● Given information

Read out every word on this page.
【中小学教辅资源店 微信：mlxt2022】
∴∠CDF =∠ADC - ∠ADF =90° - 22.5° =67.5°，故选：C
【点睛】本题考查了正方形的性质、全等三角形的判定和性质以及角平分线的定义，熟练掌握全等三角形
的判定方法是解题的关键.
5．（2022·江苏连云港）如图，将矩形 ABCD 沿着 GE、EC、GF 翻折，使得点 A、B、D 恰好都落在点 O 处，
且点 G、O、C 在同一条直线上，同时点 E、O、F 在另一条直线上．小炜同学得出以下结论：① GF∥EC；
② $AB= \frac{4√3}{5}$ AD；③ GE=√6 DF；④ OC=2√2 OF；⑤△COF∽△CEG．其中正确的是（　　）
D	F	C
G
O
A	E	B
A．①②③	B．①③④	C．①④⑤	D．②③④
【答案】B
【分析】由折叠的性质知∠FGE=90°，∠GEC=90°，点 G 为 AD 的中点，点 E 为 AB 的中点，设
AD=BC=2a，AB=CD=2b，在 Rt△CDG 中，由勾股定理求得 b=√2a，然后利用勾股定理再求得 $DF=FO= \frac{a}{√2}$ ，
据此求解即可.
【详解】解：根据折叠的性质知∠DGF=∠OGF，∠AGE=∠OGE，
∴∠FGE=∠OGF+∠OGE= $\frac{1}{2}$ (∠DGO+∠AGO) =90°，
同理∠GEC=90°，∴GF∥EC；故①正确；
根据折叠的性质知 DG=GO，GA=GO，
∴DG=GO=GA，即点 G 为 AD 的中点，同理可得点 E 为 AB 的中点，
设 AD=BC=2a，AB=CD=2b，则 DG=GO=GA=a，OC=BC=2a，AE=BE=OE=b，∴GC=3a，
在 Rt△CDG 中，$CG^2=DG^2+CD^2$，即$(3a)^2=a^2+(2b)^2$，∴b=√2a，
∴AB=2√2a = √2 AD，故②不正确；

● Task
Print every record exactly as it was given.

● Final result
Read out every word on this page.
【中小学教辅资源店 微信：mlxt2022】
∴∠CDF =∠ADC - ∠ADF =90° - 22.5° =67.5°，故选：C
【点睛】本题考查了正方形的性质、全等三角形的判定和性质以及角平分线的定义，熟练掌握全等三角形
的判定方法是解题的关键.
5．（2022·江苏连云港）如图，将矩形 ABCD 沿着 GE、EC、GF 翻折，使得点 A、B、D 恰好都落在点 O 处，
且点 G、O、C 在同一条直线上，同时点 E、O、F 在另一条直线上．小炜同学得出以下结论：① GF∥EC；
② $AB= \frac{4√3}{5}$ AD；③ GE=√6 DF；④ OC=2√2 OF；⑤△COF∽△CEG．其中正确的是（　　）
D	F	C
G
O
A	E	B
A．①②③	B．①③④	C．①④⑤	D．②③④
【答案】B
【分析】由折叠的性质知∠FGE=90°，∠GEC=90°，点 G 为 AD 的中点，点 E 为 AB 的中点，设
AD=BC=2a，AB=CD=2b，在 Rt△CDG 中，由勾股定理求得 b=√2a，然后利用勾股定理再求得 $DF=FO= \frac{a}{√2}$ ，
据此求解即可.
【详解】解：根据折叠的性质知∠DGF=∠OGF，∠AGE=∠OGE，
∴∠FGE=∠OGF+∠OGE= $\frac{1}{2}$ (∠DGO+∠AGO) =90°，
同理∠GEC=90°，∴GF∥EC；故①正确；
根据折叠的性质知 DG=GO，GA=GO，
∴DG=GO=GA，即点 G 为 AD 的中点，同理可得点 E 为 AB 的中点，
设 AD=BC=2a，AB=CD=2b，则 DG=GO=GA=a，OC=BC=2a，AE=BE=OE=b，∴GC=3a，
在 Rt△CDG 中，$CG^2=DG^2+CD^2$，即$(3a)^2=a^2+(2b)^2$，∴b=√2a，
∴AB=2√2a = √2 AD，故②不正确；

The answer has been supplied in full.